* [Written problem]:
For each line of the data below that holds "有機農法에", copy the line.

===== Record list

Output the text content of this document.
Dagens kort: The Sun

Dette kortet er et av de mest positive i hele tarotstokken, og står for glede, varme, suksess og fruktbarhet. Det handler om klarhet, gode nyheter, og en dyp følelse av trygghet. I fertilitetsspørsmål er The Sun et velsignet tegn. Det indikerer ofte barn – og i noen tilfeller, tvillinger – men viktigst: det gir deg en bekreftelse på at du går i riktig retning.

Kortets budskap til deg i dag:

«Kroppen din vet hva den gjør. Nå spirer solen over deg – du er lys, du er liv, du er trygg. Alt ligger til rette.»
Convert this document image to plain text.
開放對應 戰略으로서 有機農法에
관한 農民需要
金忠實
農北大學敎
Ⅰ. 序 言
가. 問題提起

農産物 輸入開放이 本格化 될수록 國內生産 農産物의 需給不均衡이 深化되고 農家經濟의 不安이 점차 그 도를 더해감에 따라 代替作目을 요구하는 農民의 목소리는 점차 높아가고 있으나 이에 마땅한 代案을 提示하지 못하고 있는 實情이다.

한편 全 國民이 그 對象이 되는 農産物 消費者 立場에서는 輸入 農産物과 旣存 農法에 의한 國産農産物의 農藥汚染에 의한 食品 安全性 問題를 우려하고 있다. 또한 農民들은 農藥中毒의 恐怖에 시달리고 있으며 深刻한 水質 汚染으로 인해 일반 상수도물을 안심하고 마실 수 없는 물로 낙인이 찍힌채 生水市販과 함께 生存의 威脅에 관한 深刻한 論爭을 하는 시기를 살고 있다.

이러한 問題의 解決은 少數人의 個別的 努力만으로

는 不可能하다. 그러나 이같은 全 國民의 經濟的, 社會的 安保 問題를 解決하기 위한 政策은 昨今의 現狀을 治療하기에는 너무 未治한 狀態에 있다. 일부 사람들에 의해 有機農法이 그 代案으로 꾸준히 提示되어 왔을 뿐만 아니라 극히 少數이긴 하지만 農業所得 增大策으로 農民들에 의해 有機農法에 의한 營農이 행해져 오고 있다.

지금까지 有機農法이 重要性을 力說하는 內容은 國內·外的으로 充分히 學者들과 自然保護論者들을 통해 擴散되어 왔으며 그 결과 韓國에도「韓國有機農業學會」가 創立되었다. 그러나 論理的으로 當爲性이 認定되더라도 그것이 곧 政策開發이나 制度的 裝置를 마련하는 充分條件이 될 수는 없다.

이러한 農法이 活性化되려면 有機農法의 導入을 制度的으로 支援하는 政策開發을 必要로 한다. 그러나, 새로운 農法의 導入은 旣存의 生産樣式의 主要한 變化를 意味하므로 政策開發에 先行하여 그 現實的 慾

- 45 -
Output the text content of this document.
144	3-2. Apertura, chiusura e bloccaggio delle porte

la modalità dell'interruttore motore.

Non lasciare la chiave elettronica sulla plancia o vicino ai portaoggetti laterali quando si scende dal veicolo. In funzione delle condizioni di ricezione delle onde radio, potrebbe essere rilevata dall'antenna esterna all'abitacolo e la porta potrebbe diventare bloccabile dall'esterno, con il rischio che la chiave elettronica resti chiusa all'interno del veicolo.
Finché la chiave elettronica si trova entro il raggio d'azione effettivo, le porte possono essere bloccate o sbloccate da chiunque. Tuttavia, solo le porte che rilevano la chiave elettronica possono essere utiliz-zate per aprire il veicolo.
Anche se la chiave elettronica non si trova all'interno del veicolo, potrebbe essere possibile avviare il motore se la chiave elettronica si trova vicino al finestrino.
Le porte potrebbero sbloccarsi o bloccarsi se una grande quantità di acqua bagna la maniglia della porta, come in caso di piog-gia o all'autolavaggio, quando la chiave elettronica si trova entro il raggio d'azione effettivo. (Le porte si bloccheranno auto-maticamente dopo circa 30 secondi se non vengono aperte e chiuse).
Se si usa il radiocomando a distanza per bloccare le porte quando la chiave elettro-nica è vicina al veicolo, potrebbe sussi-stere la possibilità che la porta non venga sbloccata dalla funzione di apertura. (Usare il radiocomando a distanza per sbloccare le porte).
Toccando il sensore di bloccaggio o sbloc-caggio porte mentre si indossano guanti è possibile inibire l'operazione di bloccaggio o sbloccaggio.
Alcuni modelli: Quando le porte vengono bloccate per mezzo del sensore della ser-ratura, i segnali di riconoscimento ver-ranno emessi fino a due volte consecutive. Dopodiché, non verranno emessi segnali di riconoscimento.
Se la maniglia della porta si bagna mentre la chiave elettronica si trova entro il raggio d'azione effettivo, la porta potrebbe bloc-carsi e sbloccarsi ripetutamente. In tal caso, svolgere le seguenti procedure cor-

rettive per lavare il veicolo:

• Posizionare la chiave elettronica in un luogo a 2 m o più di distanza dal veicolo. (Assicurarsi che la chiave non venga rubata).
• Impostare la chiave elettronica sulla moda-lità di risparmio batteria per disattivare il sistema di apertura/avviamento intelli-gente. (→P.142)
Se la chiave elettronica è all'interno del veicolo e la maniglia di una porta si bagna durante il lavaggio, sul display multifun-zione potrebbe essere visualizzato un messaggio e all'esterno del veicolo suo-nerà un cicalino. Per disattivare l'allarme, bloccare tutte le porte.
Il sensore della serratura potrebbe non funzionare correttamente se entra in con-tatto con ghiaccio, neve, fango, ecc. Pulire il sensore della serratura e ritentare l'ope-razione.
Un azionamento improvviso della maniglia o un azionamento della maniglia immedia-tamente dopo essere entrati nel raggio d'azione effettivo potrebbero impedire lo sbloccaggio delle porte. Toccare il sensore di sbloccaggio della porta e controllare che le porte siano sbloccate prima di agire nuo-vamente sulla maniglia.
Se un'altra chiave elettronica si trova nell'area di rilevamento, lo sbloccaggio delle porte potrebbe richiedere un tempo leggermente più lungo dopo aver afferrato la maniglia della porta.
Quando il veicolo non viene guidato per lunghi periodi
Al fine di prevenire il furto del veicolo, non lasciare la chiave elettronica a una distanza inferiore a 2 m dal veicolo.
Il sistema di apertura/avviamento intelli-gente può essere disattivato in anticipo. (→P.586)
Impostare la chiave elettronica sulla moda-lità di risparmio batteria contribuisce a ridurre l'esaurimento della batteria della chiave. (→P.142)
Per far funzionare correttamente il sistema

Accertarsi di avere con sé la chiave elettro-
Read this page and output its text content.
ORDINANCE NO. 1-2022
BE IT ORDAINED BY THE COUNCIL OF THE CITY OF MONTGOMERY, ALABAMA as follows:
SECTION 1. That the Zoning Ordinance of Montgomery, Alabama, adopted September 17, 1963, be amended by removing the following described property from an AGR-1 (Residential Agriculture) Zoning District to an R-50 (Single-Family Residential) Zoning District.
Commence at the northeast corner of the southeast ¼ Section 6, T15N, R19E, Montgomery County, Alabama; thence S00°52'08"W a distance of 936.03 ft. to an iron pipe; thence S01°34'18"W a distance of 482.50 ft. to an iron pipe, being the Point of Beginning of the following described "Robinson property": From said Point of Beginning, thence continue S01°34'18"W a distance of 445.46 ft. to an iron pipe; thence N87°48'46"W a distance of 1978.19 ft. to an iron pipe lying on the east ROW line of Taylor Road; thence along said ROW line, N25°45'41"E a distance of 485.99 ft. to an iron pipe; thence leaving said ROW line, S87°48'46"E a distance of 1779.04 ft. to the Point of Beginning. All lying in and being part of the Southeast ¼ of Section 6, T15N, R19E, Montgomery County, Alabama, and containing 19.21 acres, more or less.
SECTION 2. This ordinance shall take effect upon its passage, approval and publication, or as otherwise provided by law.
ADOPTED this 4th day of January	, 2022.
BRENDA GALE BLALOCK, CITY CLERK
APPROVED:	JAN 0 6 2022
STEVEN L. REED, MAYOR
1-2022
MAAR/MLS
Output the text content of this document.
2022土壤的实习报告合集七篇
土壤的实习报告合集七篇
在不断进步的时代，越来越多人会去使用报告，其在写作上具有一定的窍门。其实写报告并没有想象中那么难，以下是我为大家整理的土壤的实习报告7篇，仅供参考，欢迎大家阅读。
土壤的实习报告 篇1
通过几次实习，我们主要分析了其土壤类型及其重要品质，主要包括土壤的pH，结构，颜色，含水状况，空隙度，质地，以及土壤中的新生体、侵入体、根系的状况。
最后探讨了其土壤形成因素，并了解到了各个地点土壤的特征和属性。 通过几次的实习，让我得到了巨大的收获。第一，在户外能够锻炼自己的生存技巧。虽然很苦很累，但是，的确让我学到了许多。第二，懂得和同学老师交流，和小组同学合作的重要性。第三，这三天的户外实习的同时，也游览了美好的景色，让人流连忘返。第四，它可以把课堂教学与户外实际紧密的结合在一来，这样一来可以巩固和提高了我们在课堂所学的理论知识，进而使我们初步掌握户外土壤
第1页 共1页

==========

* [The completed task]:
開放對應 戰略으로서 有機農法에
는 不可能하다. 그러나 이같은 全 國民의 經濟的, 社會的 安保 問題를 解決하기 위한 政策은 昨今의 現狀을 治療하기에는 너무 未治한 狀態에 있다. 일부 사람들에 의해 有機農法이 그 代案으로 꾸준히 提示되어 왔을 뿐만 아니라 극히 少數이긴 하지만 農業所得 增大策으로 農民들에 의해 有機農法에 의한 營農이 행해져 오고 있다.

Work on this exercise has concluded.